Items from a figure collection
<<<<

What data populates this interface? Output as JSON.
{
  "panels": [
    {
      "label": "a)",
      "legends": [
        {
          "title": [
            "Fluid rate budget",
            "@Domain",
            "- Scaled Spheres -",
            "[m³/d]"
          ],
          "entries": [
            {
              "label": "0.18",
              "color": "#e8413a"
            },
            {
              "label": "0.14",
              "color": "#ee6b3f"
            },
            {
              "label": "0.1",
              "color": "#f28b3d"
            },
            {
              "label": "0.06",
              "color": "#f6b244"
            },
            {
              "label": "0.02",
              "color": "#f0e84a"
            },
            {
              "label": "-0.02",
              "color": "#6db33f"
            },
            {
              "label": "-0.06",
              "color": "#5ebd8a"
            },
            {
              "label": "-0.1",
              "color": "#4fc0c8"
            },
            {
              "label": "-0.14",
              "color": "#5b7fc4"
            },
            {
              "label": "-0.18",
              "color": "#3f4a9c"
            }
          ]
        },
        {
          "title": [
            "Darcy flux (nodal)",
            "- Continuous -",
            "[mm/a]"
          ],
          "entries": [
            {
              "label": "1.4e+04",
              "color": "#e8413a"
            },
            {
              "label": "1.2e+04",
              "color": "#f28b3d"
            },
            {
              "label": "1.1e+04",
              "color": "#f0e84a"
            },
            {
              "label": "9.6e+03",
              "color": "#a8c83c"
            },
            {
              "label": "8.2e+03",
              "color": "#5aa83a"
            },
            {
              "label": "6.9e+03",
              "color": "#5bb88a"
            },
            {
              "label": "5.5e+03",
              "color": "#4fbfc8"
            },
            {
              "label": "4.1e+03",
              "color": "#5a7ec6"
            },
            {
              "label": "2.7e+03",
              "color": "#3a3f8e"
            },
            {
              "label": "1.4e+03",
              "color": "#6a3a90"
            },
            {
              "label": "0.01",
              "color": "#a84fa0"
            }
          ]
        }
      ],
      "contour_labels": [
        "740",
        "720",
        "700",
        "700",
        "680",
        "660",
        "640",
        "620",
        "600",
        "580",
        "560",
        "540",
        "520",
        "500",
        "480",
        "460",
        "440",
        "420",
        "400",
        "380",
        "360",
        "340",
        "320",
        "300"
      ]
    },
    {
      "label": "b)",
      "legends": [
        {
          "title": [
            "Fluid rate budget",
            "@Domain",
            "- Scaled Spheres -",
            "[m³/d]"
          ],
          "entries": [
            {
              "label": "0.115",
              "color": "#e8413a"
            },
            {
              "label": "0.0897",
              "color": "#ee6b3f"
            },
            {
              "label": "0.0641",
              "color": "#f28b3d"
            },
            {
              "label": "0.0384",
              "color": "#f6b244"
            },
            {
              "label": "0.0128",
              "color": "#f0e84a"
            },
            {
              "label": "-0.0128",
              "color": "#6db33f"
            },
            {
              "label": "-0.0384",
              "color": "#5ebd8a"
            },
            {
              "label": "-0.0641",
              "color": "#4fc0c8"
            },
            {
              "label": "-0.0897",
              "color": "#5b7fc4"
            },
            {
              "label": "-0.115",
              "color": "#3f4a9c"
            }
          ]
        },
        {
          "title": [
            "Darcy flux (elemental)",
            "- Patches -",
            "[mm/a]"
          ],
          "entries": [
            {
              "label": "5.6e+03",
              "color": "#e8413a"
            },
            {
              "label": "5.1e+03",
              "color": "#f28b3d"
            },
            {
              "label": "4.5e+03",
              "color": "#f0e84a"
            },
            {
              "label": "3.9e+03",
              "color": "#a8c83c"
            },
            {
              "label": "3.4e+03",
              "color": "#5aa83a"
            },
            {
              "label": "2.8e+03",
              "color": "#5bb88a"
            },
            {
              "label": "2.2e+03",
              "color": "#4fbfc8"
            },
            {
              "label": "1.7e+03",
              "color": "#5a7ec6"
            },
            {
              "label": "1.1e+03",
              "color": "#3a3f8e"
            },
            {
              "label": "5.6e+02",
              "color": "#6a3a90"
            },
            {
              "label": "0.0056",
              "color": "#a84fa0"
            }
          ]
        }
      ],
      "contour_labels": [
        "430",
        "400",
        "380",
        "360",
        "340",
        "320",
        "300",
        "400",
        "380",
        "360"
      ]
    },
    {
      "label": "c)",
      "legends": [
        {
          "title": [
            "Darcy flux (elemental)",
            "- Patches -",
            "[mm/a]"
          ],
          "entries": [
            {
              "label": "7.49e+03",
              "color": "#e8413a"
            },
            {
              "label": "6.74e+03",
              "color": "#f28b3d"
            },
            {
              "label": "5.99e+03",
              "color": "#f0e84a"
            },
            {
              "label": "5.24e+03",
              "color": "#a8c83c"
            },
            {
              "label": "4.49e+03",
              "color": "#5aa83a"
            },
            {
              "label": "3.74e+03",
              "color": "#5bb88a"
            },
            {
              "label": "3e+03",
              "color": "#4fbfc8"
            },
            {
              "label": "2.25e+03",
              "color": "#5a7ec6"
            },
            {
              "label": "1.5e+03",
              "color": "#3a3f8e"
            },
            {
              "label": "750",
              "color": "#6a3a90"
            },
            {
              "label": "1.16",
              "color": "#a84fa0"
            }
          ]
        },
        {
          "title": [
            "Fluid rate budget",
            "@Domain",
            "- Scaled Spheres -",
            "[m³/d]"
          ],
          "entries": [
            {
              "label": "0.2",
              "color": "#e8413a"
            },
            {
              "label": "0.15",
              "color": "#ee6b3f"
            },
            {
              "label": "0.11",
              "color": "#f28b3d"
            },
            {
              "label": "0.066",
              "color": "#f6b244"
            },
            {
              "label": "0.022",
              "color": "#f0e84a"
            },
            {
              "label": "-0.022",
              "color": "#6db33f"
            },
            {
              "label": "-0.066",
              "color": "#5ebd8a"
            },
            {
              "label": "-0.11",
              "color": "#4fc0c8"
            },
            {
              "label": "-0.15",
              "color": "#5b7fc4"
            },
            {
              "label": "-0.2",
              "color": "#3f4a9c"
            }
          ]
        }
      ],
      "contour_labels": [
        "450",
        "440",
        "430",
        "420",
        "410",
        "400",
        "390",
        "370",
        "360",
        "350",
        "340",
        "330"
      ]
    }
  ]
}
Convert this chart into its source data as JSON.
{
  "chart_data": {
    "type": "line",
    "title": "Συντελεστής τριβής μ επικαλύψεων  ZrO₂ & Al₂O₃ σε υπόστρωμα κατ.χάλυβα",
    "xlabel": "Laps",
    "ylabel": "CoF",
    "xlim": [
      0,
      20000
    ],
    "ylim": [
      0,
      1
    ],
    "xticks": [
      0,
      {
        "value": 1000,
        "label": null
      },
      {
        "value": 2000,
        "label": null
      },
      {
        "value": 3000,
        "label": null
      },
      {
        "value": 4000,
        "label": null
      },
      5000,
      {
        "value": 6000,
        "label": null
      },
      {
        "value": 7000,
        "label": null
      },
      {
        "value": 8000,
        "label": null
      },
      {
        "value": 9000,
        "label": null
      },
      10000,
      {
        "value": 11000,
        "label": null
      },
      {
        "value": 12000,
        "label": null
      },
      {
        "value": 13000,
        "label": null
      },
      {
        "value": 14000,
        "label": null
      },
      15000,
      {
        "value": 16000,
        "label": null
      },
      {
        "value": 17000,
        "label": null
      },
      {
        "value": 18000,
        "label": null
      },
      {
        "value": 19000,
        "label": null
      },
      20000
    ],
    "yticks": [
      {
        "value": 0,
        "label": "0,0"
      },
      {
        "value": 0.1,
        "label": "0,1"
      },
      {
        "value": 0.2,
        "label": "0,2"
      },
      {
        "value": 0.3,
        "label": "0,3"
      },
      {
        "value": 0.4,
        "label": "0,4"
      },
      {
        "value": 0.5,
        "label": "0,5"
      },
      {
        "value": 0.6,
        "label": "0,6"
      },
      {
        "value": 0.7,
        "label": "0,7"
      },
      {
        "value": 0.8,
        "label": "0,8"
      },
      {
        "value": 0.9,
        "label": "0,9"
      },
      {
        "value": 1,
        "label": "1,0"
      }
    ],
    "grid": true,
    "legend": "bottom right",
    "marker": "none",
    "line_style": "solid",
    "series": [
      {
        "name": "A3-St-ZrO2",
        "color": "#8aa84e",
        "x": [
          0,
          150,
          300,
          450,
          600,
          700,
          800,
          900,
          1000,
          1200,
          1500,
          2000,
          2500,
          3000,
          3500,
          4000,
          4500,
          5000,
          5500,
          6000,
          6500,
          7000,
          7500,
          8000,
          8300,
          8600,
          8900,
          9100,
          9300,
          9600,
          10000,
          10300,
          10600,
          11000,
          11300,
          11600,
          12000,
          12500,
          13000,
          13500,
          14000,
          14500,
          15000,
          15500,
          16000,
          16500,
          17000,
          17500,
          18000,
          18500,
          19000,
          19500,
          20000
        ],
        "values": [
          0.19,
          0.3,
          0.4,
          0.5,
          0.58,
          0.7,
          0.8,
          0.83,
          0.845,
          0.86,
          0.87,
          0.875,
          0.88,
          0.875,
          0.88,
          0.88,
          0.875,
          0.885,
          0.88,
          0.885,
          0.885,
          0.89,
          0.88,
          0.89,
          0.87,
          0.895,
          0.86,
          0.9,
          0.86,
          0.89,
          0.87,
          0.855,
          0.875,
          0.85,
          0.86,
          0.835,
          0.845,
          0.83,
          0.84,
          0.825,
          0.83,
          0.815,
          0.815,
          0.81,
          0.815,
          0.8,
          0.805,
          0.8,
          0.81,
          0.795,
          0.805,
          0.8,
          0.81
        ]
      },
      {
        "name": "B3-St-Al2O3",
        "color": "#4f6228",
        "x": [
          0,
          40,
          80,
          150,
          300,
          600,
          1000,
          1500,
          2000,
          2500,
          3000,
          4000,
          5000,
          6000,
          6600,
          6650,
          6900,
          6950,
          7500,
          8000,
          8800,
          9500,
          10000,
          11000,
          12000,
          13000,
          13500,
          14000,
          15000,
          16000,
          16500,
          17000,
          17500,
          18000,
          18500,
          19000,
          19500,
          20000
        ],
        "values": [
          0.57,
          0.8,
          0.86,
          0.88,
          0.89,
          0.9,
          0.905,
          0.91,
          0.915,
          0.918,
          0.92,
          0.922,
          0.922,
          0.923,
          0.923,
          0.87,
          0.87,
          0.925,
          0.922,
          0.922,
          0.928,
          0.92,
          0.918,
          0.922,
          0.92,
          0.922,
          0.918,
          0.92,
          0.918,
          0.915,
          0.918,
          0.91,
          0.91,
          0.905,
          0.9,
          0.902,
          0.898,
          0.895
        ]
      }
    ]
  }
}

>>>>

[Task objective]:
Where a line in the material above holds "JSON", copy that line.

[Answer to this task]:
What data populates this interface? Output as JSON.
Convert this chart into its source data as JSON.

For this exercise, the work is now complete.